--- start ---

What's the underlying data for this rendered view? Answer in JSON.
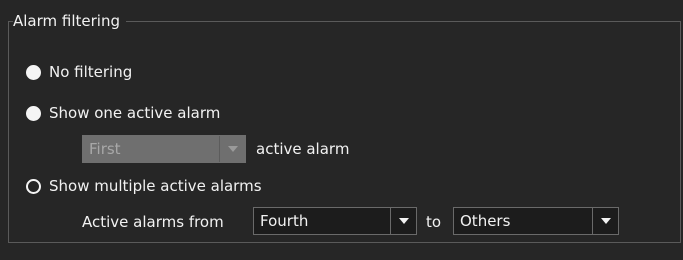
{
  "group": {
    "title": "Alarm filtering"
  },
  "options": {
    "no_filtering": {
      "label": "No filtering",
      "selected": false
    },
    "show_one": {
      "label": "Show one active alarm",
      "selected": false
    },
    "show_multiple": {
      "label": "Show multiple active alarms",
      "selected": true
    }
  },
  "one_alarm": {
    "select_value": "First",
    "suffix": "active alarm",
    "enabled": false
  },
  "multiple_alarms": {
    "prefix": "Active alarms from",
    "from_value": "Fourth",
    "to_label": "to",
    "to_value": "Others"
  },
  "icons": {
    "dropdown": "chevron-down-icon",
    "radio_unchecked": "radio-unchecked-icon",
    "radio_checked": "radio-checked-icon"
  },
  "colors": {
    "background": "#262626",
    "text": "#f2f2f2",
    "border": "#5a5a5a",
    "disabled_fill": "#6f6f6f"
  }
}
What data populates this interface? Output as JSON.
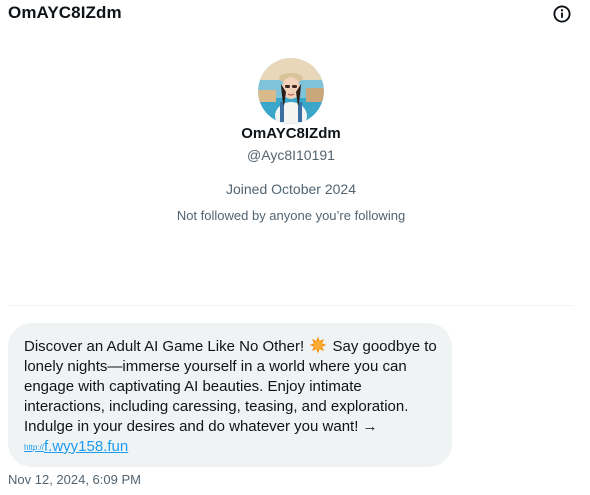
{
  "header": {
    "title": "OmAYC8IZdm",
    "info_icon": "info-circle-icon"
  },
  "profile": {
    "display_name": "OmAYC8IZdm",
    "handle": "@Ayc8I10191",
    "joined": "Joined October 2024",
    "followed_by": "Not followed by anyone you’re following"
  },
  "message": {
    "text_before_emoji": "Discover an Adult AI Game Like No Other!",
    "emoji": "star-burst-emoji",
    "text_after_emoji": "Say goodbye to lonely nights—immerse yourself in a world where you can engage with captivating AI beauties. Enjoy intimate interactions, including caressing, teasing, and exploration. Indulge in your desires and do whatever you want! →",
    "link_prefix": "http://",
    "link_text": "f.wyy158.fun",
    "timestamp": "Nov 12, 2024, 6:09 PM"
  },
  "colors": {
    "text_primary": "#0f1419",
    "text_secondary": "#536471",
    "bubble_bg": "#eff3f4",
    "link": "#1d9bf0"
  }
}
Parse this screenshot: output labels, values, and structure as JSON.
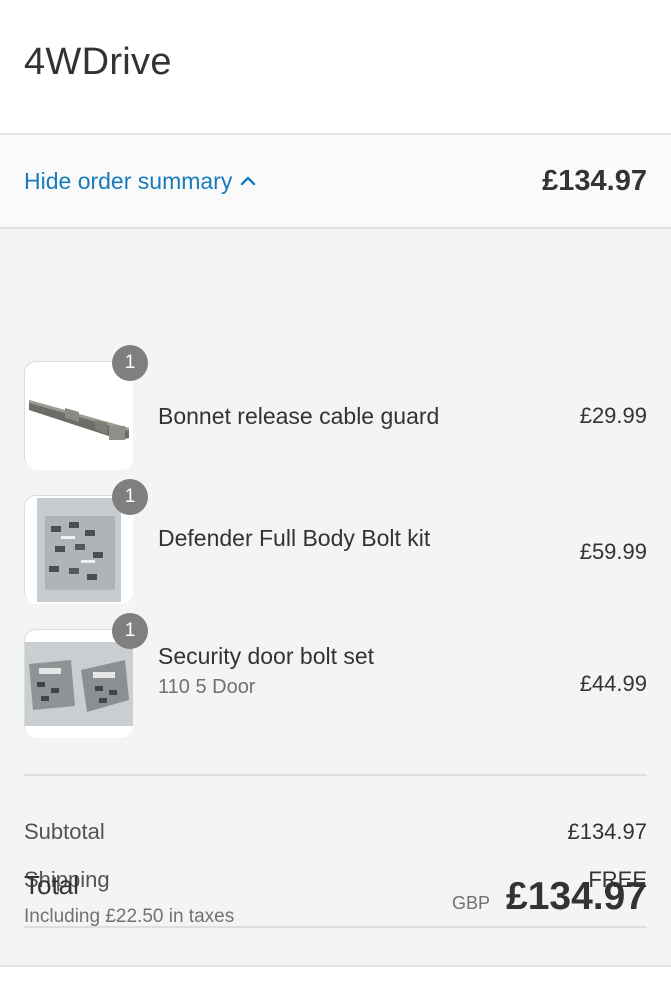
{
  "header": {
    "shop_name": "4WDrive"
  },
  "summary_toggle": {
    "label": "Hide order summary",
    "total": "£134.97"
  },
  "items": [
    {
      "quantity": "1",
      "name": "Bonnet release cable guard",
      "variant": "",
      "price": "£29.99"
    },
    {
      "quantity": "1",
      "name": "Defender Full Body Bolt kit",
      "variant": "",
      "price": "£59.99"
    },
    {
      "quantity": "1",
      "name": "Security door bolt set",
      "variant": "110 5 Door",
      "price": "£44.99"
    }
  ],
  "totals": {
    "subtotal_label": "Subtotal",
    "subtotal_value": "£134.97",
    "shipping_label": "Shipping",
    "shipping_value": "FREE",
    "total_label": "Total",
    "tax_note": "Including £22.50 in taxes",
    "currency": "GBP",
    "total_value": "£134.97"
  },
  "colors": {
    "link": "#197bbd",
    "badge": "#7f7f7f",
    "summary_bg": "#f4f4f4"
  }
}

--- end ---
--- start ---

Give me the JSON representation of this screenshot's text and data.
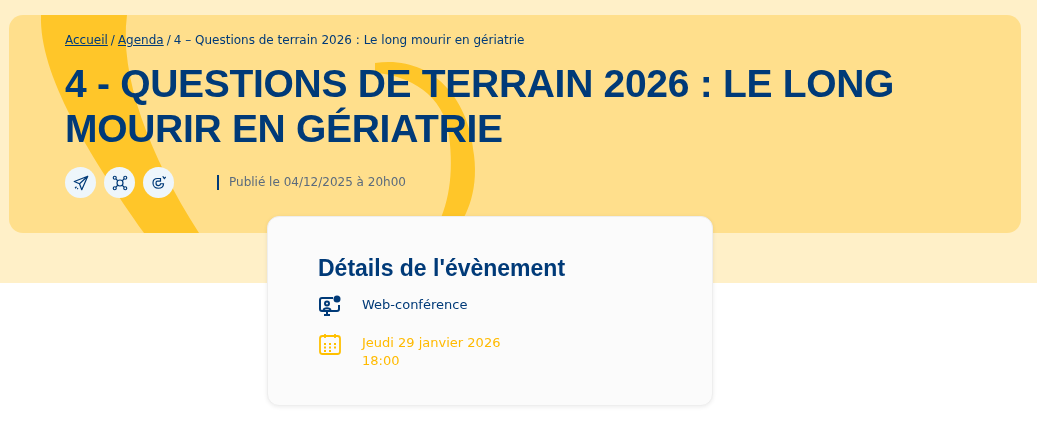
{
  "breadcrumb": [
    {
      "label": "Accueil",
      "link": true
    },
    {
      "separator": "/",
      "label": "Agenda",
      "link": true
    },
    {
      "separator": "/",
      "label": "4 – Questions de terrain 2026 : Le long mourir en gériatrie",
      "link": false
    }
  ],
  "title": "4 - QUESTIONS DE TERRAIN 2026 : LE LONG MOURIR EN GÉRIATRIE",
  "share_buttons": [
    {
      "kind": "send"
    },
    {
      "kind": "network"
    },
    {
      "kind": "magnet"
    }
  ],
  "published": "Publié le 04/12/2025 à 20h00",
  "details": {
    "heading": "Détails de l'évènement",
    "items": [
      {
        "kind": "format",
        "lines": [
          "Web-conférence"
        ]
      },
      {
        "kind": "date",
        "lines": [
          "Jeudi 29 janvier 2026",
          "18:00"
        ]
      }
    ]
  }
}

--- end ---
--- start ---

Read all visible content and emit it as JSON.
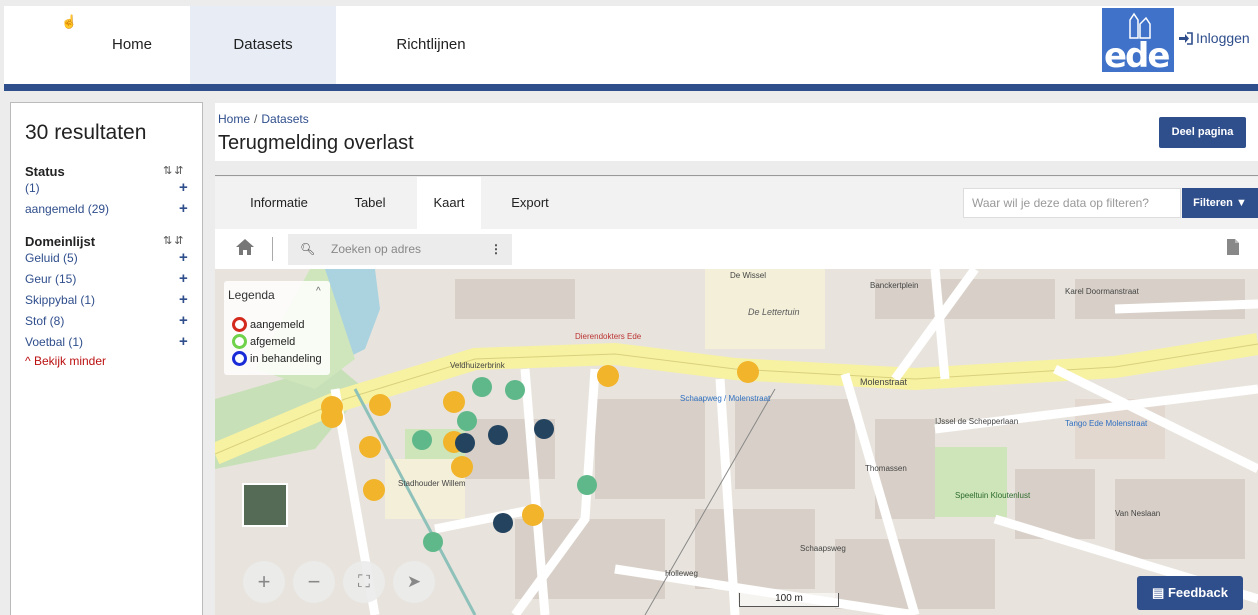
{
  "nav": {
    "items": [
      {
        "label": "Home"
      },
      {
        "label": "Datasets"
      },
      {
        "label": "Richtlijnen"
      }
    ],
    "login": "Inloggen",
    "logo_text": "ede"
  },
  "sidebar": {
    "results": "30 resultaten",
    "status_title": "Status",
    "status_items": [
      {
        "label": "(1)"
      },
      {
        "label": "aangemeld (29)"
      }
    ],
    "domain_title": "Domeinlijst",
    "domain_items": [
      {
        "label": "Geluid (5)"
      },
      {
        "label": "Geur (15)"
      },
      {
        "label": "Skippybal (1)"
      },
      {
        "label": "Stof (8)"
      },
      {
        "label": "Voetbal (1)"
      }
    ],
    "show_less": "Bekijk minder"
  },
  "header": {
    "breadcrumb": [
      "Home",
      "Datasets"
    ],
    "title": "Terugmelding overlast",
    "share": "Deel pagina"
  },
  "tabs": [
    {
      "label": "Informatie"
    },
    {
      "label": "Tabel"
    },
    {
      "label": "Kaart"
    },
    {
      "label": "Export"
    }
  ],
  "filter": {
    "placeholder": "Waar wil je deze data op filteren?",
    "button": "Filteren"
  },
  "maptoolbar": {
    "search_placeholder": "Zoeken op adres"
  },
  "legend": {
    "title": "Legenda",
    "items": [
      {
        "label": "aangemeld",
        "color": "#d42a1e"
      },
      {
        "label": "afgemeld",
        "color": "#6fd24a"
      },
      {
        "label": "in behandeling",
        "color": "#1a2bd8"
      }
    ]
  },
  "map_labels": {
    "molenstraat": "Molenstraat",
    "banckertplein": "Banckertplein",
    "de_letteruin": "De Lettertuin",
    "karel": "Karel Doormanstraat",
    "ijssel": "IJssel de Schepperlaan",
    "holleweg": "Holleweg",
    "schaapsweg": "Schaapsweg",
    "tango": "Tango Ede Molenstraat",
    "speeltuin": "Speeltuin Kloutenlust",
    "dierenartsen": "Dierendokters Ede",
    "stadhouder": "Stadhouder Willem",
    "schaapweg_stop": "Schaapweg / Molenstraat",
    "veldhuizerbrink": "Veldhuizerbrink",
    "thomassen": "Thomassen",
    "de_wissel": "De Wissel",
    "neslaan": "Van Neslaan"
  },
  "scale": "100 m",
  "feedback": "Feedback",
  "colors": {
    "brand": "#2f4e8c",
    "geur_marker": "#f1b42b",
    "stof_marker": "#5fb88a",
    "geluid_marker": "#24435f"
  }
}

--- end ---

Note every line above where the string "this" shows up, and copy those lines.

● ANSWER BELOW
What's the underlying data for this rendered view? Answer in JSON.
What data populates this interface? Output as JSON.
Parse this screenshot: output labels, values, and structure as JSON.
Give me the JSON representation of this screenshot's text and data.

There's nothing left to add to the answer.